(WHAT THE TASK ASKS):
Filter the entries below, keeping only lines with the word "Слово".

------------------------------------------------------------

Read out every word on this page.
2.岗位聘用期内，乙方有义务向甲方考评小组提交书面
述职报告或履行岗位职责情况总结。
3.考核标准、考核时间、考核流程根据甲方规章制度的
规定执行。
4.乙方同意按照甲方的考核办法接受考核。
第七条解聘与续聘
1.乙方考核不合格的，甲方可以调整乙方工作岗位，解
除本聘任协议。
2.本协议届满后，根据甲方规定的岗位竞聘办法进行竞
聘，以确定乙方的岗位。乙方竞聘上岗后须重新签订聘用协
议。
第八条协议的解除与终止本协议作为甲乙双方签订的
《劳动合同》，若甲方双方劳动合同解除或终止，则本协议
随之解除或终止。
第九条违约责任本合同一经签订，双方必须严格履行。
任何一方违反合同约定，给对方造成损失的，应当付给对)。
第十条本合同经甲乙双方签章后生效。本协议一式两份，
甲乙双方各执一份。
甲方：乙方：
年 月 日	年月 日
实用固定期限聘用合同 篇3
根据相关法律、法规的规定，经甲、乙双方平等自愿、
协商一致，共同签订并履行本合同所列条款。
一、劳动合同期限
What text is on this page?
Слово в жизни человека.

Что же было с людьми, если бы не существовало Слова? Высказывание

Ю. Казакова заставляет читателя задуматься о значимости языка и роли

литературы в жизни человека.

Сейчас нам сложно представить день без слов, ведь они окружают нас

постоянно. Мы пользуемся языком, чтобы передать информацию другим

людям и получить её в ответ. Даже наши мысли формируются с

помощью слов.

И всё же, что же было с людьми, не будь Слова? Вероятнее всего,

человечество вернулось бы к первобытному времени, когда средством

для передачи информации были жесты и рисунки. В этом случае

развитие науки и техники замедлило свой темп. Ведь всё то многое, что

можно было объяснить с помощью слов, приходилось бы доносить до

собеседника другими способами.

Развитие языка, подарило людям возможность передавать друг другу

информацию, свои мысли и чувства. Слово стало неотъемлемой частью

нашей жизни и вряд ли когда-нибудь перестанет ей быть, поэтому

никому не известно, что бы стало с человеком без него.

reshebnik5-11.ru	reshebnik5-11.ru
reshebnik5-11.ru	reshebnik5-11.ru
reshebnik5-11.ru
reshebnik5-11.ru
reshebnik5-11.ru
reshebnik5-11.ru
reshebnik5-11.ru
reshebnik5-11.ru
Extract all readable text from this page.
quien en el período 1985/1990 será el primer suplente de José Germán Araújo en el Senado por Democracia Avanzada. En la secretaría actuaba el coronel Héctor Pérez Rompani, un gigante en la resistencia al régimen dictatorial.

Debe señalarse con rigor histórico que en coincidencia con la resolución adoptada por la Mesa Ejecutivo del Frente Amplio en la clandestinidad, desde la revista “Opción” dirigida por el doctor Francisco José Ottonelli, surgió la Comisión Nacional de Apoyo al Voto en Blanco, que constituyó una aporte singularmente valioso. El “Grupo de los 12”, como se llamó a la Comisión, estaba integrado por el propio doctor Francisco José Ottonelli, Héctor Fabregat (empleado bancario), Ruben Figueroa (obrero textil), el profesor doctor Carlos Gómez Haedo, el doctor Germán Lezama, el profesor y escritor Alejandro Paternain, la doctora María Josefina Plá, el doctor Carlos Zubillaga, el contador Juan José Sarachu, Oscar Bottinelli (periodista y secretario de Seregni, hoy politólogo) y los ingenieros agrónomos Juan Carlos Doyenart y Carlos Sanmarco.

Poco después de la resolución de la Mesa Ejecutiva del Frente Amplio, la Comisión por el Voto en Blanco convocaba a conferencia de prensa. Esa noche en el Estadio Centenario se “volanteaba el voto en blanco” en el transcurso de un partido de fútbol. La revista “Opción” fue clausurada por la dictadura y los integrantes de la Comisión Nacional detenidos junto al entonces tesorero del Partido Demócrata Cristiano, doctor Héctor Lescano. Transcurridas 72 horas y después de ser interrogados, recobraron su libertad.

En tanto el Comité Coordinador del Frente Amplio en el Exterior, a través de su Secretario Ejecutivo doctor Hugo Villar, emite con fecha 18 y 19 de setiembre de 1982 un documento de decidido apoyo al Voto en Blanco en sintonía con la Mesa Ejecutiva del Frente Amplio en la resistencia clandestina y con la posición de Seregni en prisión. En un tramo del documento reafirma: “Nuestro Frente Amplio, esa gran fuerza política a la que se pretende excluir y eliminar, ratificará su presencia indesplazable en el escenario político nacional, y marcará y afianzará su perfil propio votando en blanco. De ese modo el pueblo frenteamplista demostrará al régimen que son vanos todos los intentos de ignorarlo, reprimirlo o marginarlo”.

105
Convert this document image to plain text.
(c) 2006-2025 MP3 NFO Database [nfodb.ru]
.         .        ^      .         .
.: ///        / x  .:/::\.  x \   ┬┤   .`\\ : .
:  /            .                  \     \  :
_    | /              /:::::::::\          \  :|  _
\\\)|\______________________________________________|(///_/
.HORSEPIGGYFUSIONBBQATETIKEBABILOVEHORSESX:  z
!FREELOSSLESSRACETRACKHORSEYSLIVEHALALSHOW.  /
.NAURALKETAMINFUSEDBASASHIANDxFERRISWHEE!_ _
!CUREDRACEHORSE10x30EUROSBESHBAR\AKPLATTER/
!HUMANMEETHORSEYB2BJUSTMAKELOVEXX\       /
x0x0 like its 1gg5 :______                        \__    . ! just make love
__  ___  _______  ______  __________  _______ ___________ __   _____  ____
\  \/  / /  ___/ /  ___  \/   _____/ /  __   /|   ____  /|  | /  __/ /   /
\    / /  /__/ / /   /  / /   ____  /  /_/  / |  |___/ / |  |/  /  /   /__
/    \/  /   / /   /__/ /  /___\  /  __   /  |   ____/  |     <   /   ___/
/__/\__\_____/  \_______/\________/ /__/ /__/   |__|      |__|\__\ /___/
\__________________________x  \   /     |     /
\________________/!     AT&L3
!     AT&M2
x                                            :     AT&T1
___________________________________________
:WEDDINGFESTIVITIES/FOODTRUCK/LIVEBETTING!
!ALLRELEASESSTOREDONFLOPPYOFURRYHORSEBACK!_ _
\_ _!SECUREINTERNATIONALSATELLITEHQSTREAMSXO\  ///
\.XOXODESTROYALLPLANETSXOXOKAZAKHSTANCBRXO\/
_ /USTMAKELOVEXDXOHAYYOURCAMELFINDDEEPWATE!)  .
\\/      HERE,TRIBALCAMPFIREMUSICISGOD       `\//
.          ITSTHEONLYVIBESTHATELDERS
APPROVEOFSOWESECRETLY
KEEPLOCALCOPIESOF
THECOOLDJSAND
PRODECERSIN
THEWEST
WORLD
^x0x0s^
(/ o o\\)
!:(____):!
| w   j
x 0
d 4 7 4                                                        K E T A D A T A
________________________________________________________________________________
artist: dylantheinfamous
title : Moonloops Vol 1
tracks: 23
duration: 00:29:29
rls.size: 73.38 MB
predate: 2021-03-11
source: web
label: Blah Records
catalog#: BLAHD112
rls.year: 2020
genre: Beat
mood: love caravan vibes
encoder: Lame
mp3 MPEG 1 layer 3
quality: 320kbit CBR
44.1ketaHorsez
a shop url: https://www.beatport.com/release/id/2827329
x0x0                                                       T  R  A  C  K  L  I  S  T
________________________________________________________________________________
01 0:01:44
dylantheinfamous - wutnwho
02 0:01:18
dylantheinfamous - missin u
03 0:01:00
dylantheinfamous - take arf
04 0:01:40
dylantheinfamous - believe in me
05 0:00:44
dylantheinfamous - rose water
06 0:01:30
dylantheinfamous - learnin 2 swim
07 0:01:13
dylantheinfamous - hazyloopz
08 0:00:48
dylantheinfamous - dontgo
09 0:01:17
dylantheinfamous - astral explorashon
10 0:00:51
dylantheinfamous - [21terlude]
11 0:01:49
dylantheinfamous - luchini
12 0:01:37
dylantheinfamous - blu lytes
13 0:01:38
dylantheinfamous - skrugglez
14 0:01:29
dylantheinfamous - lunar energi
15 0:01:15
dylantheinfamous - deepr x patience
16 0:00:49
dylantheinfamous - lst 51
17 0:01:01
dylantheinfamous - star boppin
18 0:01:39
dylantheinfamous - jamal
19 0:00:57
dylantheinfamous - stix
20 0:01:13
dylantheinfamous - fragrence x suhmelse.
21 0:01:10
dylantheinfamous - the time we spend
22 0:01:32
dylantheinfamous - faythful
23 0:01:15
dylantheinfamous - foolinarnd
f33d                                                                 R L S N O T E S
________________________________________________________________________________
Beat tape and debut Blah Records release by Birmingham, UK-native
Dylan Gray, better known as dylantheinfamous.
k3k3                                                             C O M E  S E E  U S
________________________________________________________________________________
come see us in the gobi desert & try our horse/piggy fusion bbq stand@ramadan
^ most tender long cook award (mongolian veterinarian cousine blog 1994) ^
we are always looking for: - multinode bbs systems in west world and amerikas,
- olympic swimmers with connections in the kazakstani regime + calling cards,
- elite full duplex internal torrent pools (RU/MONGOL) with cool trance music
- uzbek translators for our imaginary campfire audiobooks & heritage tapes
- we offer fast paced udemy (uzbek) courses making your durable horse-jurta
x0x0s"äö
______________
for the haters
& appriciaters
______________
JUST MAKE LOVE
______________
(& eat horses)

------------------------------------------------------------

(SOLUTION TO THIS EXERCISE):
Слово в жизни человека.
информацию, свои мысли и чувства. Слово стало неотъемлемой частью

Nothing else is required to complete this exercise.